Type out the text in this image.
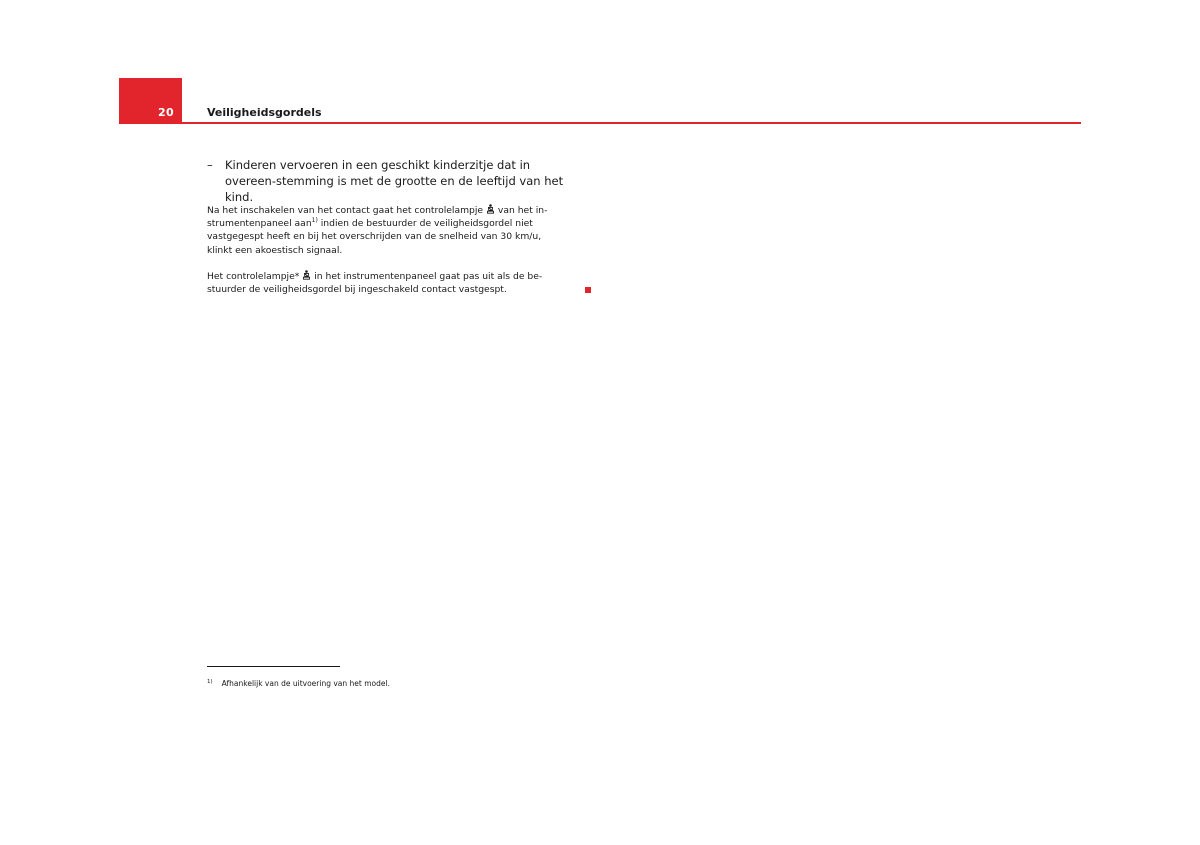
20	Veiligheidsgordels
– Kinderen vervoeren in een geschikt kinderzitje dat in overeen-stemming is met de grootte en de leeftijd van het kind.
Na het inschakelen van het contact gaat het controlelampje van het in-strumentenpaneel aan$^{1)}$ indien de bestuurder de veiligheidsgordel niet vastgegespt heeft en bij het overschrijden van de snelheid van 30 km/u, klinkt een akoestisch signaal.
Het controlelampje* in het instrumentenpaneel gaat pas uit als de be-stuurder de veiligheidsgordel bij ingeschakeld contact vastgespt.
$^{1)}$ Afhankelijk van de uitvoering van het model.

# Stated task
Pictures in the data above should not be copied; transcribe everything else exactly.

# Answer in full
Type out the text in this image.
20	Veiligheidsgordels
– Kinderen vervoeren in een geschikt kinderzitje dat in overeen-stemming is met de grootte en de leeftijd van het kind.
Na het inschakelen van het contact gaat het controlelampje van het in-strumentenpaneel aan$^{1)}$ indien de bestuurder de veiligheidsgordel niet vastgegespt heeft en bij het overschrijden van de snelheid van 30 km/u, klinkt een akoestisch signaal.
Het controlelampje* in het instrumentenpaneel gaat pas uit als de be-stuurder de veiligheidsgordel bij ingeschakeld contact vastgespt.
$^{1)}$ Afhankelijk van de uitvoering van het model.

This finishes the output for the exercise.